>> Begin
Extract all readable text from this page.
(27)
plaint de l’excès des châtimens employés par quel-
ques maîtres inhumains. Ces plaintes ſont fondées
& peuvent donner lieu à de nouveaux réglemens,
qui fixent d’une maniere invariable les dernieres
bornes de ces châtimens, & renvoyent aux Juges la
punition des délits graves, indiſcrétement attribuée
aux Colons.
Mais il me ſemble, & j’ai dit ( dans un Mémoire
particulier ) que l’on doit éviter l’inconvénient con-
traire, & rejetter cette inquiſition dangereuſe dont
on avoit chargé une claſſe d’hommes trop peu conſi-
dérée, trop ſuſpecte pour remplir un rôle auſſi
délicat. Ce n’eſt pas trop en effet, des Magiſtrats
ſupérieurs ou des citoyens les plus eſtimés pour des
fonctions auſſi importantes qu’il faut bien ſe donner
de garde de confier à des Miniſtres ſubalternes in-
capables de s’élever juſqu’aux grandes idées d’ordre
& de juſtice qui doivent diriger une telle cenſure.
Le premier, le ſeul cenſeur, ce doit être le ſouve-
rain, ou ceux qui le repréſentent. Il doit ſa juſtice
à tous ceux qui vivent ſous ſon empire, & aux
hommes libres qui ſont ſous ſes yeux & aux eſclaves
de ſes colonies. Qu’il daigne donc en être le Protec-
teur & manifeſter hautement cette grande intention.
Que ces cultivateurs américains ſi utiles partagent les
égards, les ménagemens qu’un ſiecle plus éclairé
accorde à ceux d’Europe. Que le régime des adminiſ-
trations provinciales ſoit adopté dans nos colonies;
>> End
Write out the full listing, keeping every line exactly as it is.

Extract all readable text from this page.
(27)
plaint de l’excès des châtimens employés par quel-
ques maîtres inhumains. Ces plaintes ſont fondées
& peuvent donner lieu à de nouveaux réglemens,
qui fixent d’une maniere invariable les dernieres
bornes de ces châtimens, & renvoyent aux Juges la
punition des délits graves, indiſcrétement attribuée
aux Colons.
Mais il me ſemble, & j’ai dit ( dans un Mémoire
particulier ) que l’on doit éviter l’inconvénient con-
traire, & rejetter cette inquiſition dangereuſe dont
on avoit chargé une claſſe d’hommes trop peu conſi-
dérée, trop ſuſpecte pour remplir un rôle auſſi
délicat. Ce n’eſt pas trop en effet, des Magiſtrats
ſupérieurs ou des citoyens les plus eſtimés pour des
fonctions auſſi importantes qu’il faut bien ſe donner
de garde de confier à des Miniſtres ſubalternes in-
capables de s’élever juſqu’aux grandes idées d’ordre
& de juſtice qui doivent diriger une telle cenſure.
Le premier, le ſeul cenſeur, ce doit être le ſouve-
rain, ou ceux qui le repréſentent. Il doit ſa juſtice
à tous ceux qui vivent ſous ſon empire, & aux
hommes libres qui ſont ſous ſes yeux & aux eſclaves
de ſes colonies. Qu’il daigne donc en être le Protec-
teur & manifeſter hautement cette grande intention.
Que ces cultivateurs américains ſi utiles partagent les
égards, les ménagemens qu’un ſiecle plus éclairé
accorde à ceux d’Europe. Que le régime des adminiſ-
trations provinciales ſoit adopté dans nos colonies;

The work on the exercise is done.